# Task description
Transcribe the lines below verbatim, skipping the images.
______________________________
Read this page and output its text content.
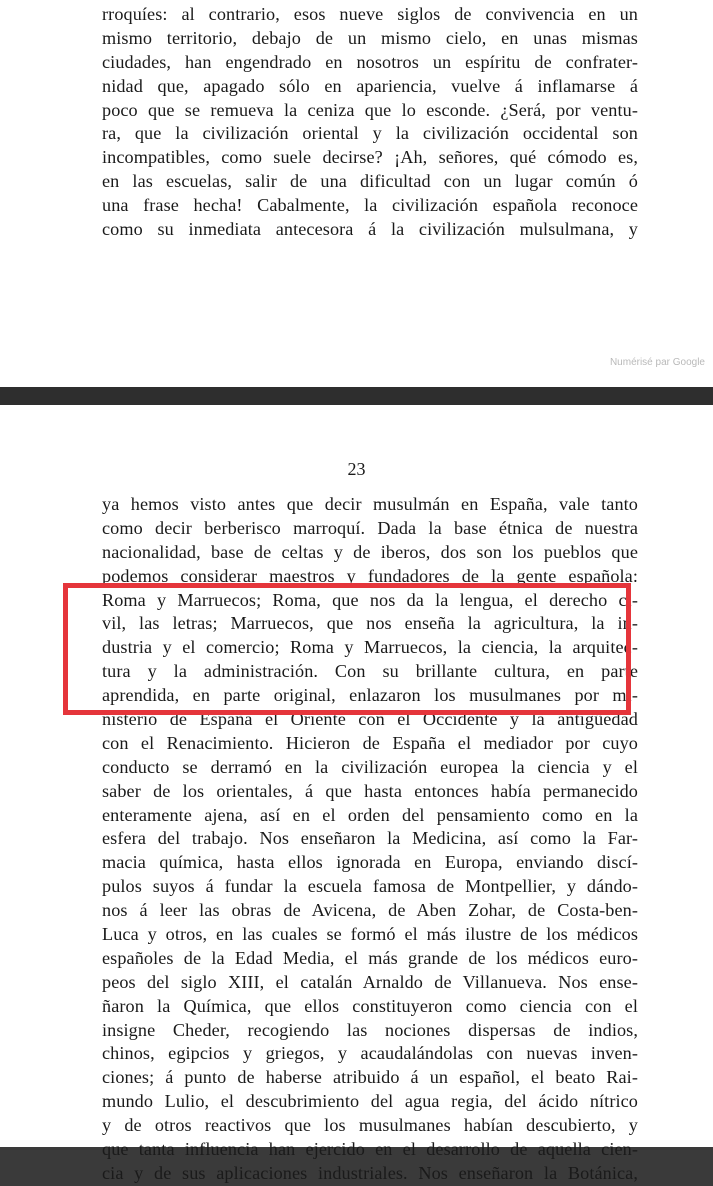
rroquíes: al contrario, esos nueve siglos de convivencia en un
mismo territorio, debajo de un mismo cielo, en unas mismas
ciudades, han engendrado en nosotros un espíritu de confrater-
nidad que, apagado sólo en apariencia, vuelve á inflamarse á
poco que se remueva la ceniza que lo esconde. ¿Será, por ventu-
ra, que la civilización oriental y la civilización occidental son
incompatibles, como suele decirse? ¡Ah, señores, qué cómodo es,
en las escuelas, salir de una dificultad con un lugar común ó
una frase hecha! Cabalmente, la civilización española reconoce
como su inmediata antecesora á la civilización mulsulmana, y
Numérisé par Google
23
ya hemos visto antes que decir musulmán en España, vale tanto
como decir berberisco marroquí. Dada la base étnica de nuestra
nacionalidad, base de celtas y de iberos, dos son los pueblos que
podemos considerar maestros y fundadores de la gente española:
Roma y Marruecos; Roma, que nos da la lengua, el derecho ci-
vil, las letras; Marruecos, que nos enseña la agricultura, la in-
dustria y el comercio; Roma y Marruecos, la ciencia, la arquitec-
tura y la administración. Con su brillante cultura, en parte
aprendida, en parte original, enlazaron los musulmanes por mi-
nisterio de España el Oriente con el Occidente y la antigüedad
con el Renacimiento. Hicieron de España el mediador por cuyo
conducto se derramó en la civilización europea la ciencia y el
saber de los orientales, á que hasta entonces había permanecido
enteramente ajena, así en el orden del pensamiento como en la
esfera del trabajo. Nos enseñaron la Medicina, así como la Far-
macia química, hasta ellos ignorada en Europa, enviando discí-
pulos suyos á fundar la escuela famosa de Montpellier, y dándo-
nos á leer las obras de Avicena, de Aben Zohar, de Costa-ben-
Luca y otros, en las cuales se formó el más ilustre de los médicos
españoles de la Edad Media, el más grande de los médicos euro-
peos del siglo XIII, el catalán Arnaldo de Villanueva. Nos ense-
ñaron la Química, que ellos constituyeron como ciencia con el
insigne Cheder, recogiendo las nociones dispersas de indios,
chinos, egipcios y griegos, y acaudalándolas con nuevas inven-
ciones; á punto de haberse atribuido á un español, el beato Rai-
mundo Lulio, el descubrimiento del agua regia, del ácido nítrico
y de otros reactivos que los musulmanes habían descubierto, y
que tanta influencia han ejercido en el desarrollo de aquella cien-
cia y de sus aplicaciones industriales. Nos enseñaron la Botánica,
______________________________
# Final result
Read this page and output its text content.
rroquíes: al contrario, esos nueve siglos de convivencia en un
mismo territorio, debajo de un mismo cielo, en unas mismas
ciudades, han engendrado en nosotros un espíritu de confrater-
nidad que, apagado sólo en apariencia, vuelve á inflamarse á
poco que se remueva la ceniza que lo esconde. ¿Será, por ventu-
ra, que la civilización oriental y la civilización occidental son
incompatibles, como suele decirse? ¡Ah, señores, qué cómodo es,
en las escuelas, salir de una dificultad con un lugar común ó
una frase hecha! Cabalmente, la civilización española reconoce
como su inmediata antecesora á la civilización mulsulmana, y
Numérisé par Google
23
ya hemos visto antes que decir musulmán en España, vale tanto
como decir berberisco marroquí. Dada la base étnica de nuestra
nacionalidad, base de celtas y de iberos, dos son los pueblos que
podemos considerar maestros y fundadores de la gente española:
Roma y Marruecos; Roma, que nos da la lengua, el derecho ci-
vil, las letras; Marruecos, que nos enseña la agricultura, la in-
dustria y el comercio; Roma y Marruecos, la ciencia, la arquitec-
tura y la administración. Con su brillante cultura, en parte
aprendida, en parte original, enlazaron los musulmanes por mi-
nisterio de España el Oriente con el Occidente y la antigüedad
con el Renacimiento. Hicieron de España el mediador por cuyo
conducto se derramó en la civilización europea la ciencia y el
saber de los orientales, á que hasta entonces había permanecido
enteramente ajena, así en el orden del pensamiento como en la
esfera del trabajo. Nos enseñaron la Medicina, así como la Far-
macia química, hasta ellos ignorada en Europa, enviando discí-
pulos suyos á fundar la escuela famosa de Montpellier, y dándo-
nos á leer las obras de Avicena, de Aben Zohar, de Costa-ben-
Luca y otros, en las cuales se formó el más ilustre de los médicos
españoles de la Edad Media, el más grande de los médicos euro-
peos del siglo XIII, el catalán Arnaldo de Villanueva. Nos ense-
ñaron la Química, que ellos constituyeron como ciencia con el
insigne Cheder, recogiendo las nociones dispersas de indios,
chinos, egipcios y griegos, y acaudalándolas con nuevas inven-
ciones; á punto de haberse atribuido á un español, el beato Rai-
mundo Lulio, el descubrimiento del agua regia, del ácido nítrico
y de otros reactivos que los musulmanes habían descubierto, y
que tanta influencia han ejercido en el desarrollo de aquella cien-
cia y de sus aplicaciones industriales. Nos enseñaron la Botánica,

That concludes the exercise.